***** ENTRIES SUPPLIED

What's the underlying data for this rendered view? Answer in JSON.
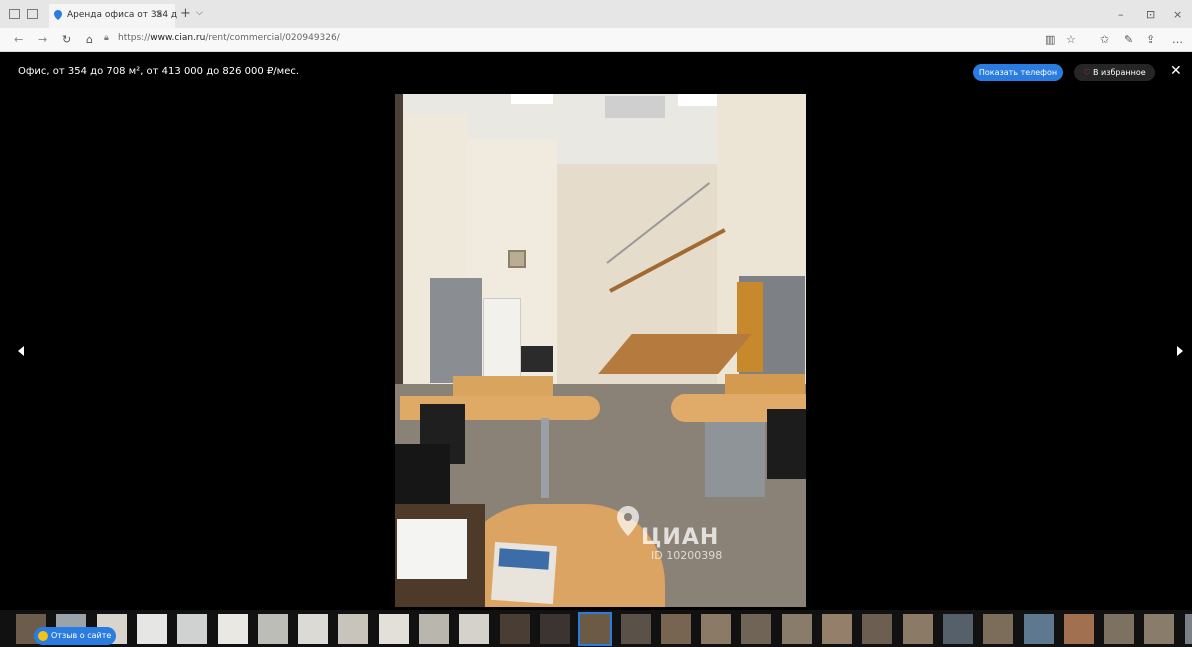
{
  "browser": {
    "tab_title": "Аренда офиса от 354 д",
    "tab_close": "×",
    "new_tab": "+",
    "tab_menu": "⌵",
    "url_prefix": "https://",
    "url_domain": "www.cian.ru",
    "url_path": "/rent/commercial/020949326/",
    "win_min": "–",
    "win_max": "⊡",
    "win_close": "×"
  },
  "gallery": {
    "headline": "Офис, от 354 до 708 м², от 413 000 до 826 000 ₽/мес.",
    "show_phone_label": "Показать телефон",
    "favorite_label": "В избранное",
    "watermark": "ЦИАН",
    "watermark_id": "ID 10200398",
    "feedback_label": "Отзыв о сайте",
    "thumbnail_count": 30,
    "selected_thumbnail": 14
  },
  "colors": {
    "accent": "#2a7ce0",
    "favorite_heart": "#e23a3a",
    "background": "#000000"
  }
}
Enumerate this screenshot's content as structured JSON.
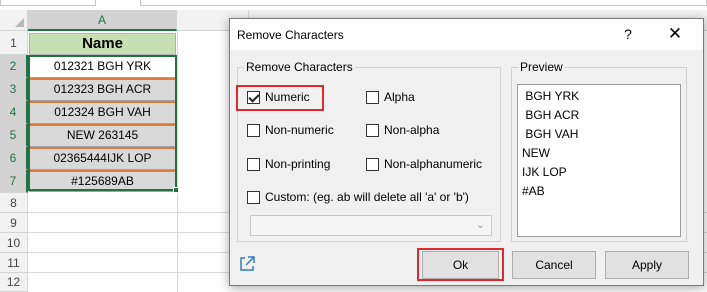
{
  "sheet": {
    "column_label": "A",
    "row_numbers": [
      "1",
      "2",
      "3",
      "4",
      "5",
      "6",
      "7",
      "8",
      "9",
      "10",
      "11",
      "12"
    ],
    "header_cell": "Name",
    "cells": [
      "012321 BGH YRK",
      "012323 BGH ACR",
      "012324 BGH VAH",
      "NEW 263145",
      "02365444IJK LOP",
      "#125689AB"
    ]
  },
  "dialog": {
    "title": "Remove Characters",
    "help_label": "?",
    "close_label": "✕",
    "group_label": "Remove Characters",
    "options": {
      "numeric": "Numeric",
      "alpha": "Alpha",
      "non_numeric": "Non-numeric",
      "non_alpha": "Non-alpha",
      "non_printing": "Non-printing",
      "non_alphanumeric": "Non-alphanumeric",
      "custom": "Custom:  (eg. ab will delete all 'a' or 'b')"
    },
    "checked": "numeric",
    "custom_value": "",
    "preview_label": "Preview",
    "preview_lines": [
      " BGH YRK",
      " BGH ACR",
      " BGH VAH",
      "NEW ",
      "IJK LOP",
      "#AB"
    ],
    "buttons": {
      "ok": "Ok",
      "cancel": "Cancel",
      "apply": "Apply"
    }
  },
  "colors": {
    "header_fill": "#c6e0b4",
    "data_fill": "#d9d9d9",
    "selection_green": "#217346",
    "highlight_red": "#e0282e"
  }
}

**********

▸ **TASK DIRECTIONS**: Write out the records above exactly as they stand, leaving out every picture.

▸ **FINAL ANSWER**:
What's the underlying data for this rendered view? Answer in JSON.
{
  "browser": {
    "tab_title": "Аренда офиса от 354 д",
    "tab_close": "×",
    "new_tab": "+",
    "tab_menu": "⌵",
    "url_prefix": "https://",
    "url_domain": "www.cian.ru",
    "url_path": "/rent/commercial/020949326/",
    "win_min": "–",
    "win_max": "⊡",
    "win_close": "×"
  },
  "gallery": {
    "headline": "Офис, от 354 до 708 м², от 413 000 до 826 000 ₽/мес.",
    "show_phone_label": "Показать телефон",
    "favorite_label": "В избранное",
    "watermark": "ЦИАН",
    "watermark_id": "ID 10200398",
    "feedback_label": "Отзыв о сайте",
    "thumbnail_count": 30,
    "selected_thumbnail": 14
  },
  "colors": {
    "accent": "#2a7ce0",
    "favorite_heart": "#e23a3a",
    "background": "#000000"
  }
}
Enumerate this screenshot's content as structured JSON.
{
  "sheet": {
    "column_label": "A",
    "row_numbers": [
      "1",
      "2",
      "3",
      "4",
      "5",
      "6",
      "7",
      "8",
      "9",
      "10",
      "11",
      "12"
    ],
    "header_cell": "Name",
    "cells": [
      "012321 BGH YRK",
      "012323 BGH ACR",
      "012324 BGH VAH",
      "NEW 263145",
      "02365444IJK LOP",
      "#125689AB"
    ]
  },
  "dialog": {
    "title": "Remove Characters",
    "help_label": "?",
    "close_label": "✕",
    "group_label": "Remove Characters",
    "options": {
      "numeric": "Numeric",
      "alpha": "Alpha",
      "non_numeric": "Non-numeric",
      "non_alpha": "Non-alpha",
      "non_printing": "Non-printing",
      "non_alphanumeric": "Non-alphanumeric",
      "custom": "Custom:  (eg. ab will delete all 'a' or 'b')"
    },
    "checked": "numeric",
    "custom_value": "",
    "preview_label": "Preview",
    "preview_lines": [
      " BGH YRK",
      " BGH ACR",
      " BGH VAH",
      "NEW ",
      "IJK LOP",
      "#AB"
    ],
    "buttons": {
      "ok": "Ok",
      "cancel": "Cancel",
      "apply": "Apply"
    }
  },
  "colors": {
    "header_fill": "#c6e0b4",
    "data_fill": "#d9d9d9",
    "selection_green": "#217346",
    "highlight_red": "#e0282e"
  }
}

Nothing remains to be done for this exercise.